**Exercise description:** Set down exactly the lines from the one containing "Output the text content of this document." through the last line of the records below, both included, and nothing else.

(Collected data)
# # # # #

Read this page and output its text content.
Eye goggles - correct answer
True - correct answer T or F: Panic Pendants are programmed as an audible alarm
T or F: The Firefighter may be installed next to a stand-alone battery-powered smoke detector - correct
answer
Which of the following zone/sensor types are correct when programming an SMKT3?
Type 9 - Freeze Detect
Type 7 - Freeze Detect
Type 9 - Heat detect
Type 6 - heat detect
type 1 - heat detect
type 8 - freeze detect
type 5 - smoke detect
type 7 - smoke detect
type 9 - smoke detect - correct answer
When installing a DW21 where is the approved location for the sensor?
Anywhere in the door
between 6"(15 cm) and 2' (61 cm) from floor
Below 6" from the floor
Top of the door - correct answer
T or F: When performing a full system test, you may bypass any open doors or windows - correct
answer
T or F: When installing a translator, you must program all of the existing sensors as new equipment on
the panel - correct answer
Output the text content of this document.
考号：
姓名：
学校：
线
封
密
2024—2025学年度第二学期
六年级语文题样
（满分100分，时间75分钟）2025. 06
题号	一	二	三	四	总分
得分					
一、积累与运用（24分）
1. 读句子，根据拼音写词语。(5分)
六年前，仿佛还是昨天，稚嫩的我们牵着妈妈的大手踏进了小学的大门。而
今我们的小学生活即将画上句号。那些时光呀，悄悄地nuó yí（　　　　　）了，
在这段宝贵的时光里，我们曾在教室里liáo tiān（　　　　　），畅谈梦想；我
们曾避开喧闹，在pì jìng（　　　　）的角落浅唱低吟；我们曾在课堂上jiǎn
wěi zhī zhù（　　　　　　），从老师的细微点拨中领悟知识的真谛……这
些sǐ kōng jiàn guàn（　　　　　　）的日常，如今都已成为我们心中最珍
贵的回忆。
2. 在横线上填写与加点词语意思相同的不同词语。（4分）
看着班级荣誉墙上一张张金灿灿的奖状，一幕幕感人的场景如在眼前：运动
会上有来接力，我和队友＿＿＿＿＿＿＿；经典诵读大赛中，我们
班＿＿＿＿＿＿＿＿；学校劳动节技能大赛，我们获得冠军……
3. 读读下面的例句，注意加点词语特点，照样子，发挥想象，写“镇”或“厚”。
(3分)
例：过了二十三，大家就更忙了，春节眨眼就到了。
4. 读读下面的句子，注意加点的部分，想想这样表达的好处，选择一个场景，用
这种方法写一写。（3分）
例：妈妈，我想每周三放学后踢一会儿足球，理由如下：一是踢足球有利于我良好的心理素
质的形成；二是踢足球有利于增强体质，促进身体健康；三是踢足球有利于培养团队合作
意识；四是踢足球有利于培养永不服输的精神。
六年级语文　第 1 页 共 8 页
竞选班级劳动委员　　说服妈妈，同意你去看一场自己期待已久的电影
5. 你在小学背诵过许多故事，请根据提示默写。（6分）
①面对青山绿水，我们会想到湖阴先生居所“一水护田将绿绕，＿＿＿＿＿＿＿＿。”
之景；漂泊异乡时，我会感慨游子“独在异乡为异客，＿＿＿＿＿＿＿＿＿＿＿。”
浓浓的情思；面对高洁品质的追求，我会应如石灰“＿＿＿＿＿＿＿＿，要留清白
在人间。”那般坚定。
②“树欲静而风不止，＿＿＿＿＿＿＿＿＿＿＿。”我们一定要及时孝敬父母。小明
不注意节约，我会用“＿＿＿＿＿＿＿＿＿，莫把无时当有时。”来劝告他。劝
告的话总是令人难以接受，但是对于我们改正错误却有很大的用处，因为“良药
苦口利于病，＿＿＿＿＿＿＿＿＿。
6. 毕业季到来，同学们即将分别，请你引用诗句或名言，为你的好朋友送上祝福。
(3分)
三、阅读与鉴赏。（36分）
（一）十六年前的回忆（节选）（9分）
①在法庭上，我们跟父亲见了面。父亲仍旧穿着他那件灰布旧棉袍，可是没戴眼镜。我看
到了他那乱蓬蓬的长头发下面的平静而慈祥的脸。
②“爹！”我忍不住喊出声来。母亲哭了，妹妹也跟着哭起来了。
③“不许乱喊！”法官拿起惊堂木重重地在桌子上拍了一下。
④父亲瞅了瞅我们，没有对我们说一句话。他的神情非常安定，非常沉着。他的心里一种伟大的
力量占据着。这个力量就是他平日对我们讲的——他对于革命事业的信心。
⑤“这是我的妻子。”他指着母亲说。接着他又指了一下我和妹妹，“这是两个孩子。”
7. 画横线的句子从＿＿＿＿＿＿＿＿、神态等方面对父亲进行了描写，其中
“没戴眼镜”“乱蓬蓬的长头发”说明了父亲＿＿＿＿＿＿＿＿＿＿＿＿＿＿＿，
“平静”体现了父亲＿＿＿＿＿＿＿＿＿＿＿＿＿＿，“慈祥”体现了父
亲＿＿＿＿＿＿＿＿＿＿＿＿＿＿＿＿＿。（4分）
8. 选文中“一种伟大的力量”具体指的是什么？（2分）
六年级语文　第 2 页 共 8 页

# # # # #

**Response:**
Output the text content of this document.
考号：
姓名：
学校：
线
封
密
2024—2025学年度第二学期
六年级语文题样
（满分100分，时间75分钟）2025. 06
题号	一	二	三	四	总分
得分					
一、积累与运用（24分）
1. 读句子，根据拼音写词语。(5分)
六年前，仿佛还是昨天，稚嫩的我们牵着妈妈的大手踏进了小学的大门。而
今我们的小学生活即将画上句号。那些时光呀，悄悄地nuó yí（　　　　　）了，
在这段宝贵的时光里，我们曾在教室里liáo tiān（　　　　　），畅谈梦想；我
们曾避开喧闹，在pì jìng（　　　　）的角落浅唱低吟；我们曾在课堂上jiǎn
wěi zhī zhù（　　　　　　），从老师的细微点拨中领悟知识的真谛……这
些sǐ kōng jiàn guàn（　　　　　　）的日常，如今都已成为我们心中最珍
贵的回忆。
2. 在横线上填写与加点词语意思相同的不同词语。（4分）
看着班级荣誉墙上一张张金灿灿的奖状，一幕幕感人的场景如在眼前：运动
会上有来接力，我和队友＿＿＿＿＿＿＿；经典诵读大赛中，我们
班＿＿＿＿＿＿＿＿；学校劳动节技能大赛，我们获得冠军……
3. 读读下面的例句，注意加点词语特点，照样子，发挥想象，写“镇”或“厚”。
(3分)
例：过了二十三，大家就更忙了，春节眨眼就到了。
4. 读读下面的句子，注意加点的部分，想想这样表达的好处，选择一个场景，用
这种方法写一写。（3分）
例：妈妈，我想每周三放学后踢一会儿足球，理由如下：一是踢足球有利于我良好的心理素
质的形成；二是踢足球有利于增强体质，促进身体健康；三是踢足球有利于培养团队合作
意识；四是踢足球有利于培养永不服输的精神。
六年级语文　第 1 页 共 8 页
竞选班级劳动委员　　说服妈妈，同意你去看一场自己期待已久的电影
5. 你在小学背诵过许多故事，请根据提示默写。（6分）
①面对青山绿水，我们会想到湖阴先生居所“一水护田将绿绕，＿＿＿＿＿＿＿＿。”
之景；漂泊异乡时，我会感慨游子“独在异乡为异客，＿＿＿＿＿＿＿＿＿＿＿。”
浓浓的情思；面对高洁品质的追求，我会应如石灰“＿＿＿＿＿＿＿＿，要留清白
在人间。”那般坚定。
②“树欲静而风不止，＿＿＿＿＿＿＿＿＿＿＿。”我们一定要及时孝敬父母。小明
不注意节约，我会用“＿＿＿＿＿＿＿＿＿，莫把无时当有时。”来劝告他。劝
告的话总是令人难以接受，但是对于我们改正错误却有很大的用处，因为“良药
苦口利于病，＿＿＿＿＿＿＿＿＿。
6. 毕业季到来，同学们即将分别，请你引用诗句或名言，为你的好朋友送上祝福。
(3分)
三、阅读与鉴赏。（36分）
（一）十六年前的回忆（节选）（9分）
①在法庭上，我们跟父亲见了面。父亲仍旧穿着他那件灰布旧棉袍，可是没戴眼镜。我看
到了他那乱蓬蓬的长头发下面的平静而慈祥的脸。
②“爹！”我忍不住喊出声来。母亲哭了，妹妹也跟着哭起来了。
③“不许乱喊！”法官拿起惊堂木重重地在桌子上拍了一下。
④父亲瞅了瞅我们，没有对我们说一句话。他的神情非常安定，非常沉着。他的心里一种伟大的
力量占据着。这个力量就是他平日对我们讲的——他对于革命事业的信心。
⑤“这是我的妻子。”他指着母亲说。接着他又指了一下我和妹妹，“这是两个孩子。”
7. 画横线的句子从＿＿＿＿＿＿＿＿、神态等方面对父亲进行了描写，其中
“没戴眼镜”“乱蓬蓬的长头发”说明了父亲＿＿＿＿＿＿＿＿＿＿＿＿＿＿＿，
“平静”体现了父亲＿＿＿＿＿＿＿＿＿＿＿＿＿＿，“慈祥”体现了父
亲＿＿＿＿＿＿＿＿＿＿＿＿＿＿＿＿＿。（4分）
8. 选文中“一种伟大的力量”具体指的是什么？（2分）
六年级语文　第 2 页 共 8 页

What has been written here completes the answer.